Goal of the exercise: Transcribe the records below exactly as they appear.

Recorded data:

-- START --

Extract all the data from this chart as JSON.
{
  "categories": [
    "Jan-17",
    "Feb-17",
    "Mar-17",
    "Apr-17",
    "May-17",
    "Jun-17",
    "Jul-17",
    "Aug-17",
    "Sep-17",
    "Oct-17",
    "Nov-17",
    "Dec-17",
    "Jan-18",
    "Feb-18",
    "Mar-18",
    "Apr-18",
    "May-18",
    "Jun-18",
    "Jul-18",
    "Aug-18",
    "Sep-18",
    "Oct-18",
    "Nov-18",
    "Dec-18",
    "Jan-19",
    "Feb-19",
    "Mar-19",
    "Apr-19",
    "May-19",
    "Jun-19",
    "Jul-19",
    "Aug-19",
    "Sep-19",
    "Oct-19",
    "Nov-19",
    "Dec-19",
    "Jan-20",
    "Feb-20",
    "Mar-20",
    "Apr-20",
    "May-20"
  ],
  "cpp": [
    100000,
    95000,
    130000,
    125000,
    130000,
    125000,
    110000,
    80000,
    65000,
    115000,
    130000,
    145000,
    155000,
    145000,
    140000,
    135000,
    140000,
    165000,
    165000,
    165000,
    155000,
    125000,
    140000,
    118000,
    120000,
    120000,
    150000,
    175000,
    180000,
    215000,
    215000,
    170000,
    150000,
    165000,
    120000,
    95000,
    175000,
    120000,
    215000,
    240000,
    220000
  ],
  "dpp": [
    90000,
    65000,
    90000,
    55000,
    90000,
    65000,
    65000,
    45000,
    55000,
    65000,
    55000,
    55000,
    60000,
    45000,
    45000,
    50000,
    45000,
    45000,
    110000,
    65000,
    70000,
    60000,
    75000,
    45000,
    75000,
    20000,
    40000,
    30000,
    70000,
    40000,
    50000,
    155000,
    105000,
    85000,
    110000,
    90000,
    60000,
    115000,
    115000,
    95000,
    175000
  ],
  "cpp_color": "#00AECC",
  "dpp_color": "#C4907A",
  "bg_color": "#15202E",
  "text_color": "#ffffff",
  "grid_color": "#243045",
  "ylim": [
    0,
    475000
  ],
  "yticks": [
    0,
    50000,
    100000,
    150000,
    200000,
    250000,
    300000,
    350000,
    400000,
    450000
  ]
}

-- END --

Correct response:
Extract all the data from this chart as JSON.
{
  "categories": [
    "Jan-17",
    "Feb-17",
    "Mar-17",
    "Apr-17",
    "May-17",
    "Jun-17",
    "Jul-17",
    "Aug-17",
    "Sep-17",
    "Oct-17",
    "Nov-17",
    "Dec-17",
    "Jan-18",
    "Feb-18",
    "Mar-18",
    "Apr-18",
    "May-18",
    "Jun-18",
    "Jul-18",
    "Aug-18",
    "Sep-18",
    "Oct-18",
    "Nov-18",
    "Dec-18",
    "Jan-19",
    "Feb-19",
    "Mar-19",
    "Apr-19",
    "May-19",
    "Jun-19",
    "Jul-19",
    "Aug-19",
    "Sep-19",
    "Oct-19",
    "Nov-19",
    "Dec-19",
    "Jan-20",
    "Feb-20",
    "Mar-20",
    "Apr-20",
    "May-20"
  ],
  "cpp": [
    100000,
    95000,
    130000,
    125000,
    130000,
    125000,
    110000,
    80000,
    65000,
    115000,
    130000,
    145000,
    155000,
    145000,
    140000,
    135000,
    140000,
    165000,
    165000,
    165000,
    155000,
    125000,
    140000,
    118000,
    120000,
    120000,
    150000,
    175000,
    180000,
    215000,
    215000,
    170000,
    150000,
    165000,
    120000,
    95000,
    175000,
    120000,
    215000,
    240000,
    220000
  ],
  "dpp": [
    90000,
    65000,
    90000,
    55000,
    90000,
    65000,
    65000,
    45000,
    55000,
    65000,
    55000,
    55000,
    60000,
    45000,
    45000,
    50000,
    45000,
    45000,
    110000,
    65000,
    70000,
    60000,
    75000,
    45000,
    75000,
    20000,
    40000,
    30000,
    70000,
    40000,
    50000,
    155000,
    105000,
    85000,
    110000,
    90000,
    60000,
    115000,
    115000,
    95000,
    175000
  ],
  "cpp_color": "#00AECC",
  "dpp_color": "#C4907A",
  "bg_color": "#15202E",
  "text_color": "#ffffff",
  "grid_color": "#243045",
  "ylim": [
    0,
    475000
  ],
  "yticks": [
    0,
    50000,
    100000,
    150000,
    200000,
    250000,
    300000,
    350000,
    400000,
    450000
  ]
}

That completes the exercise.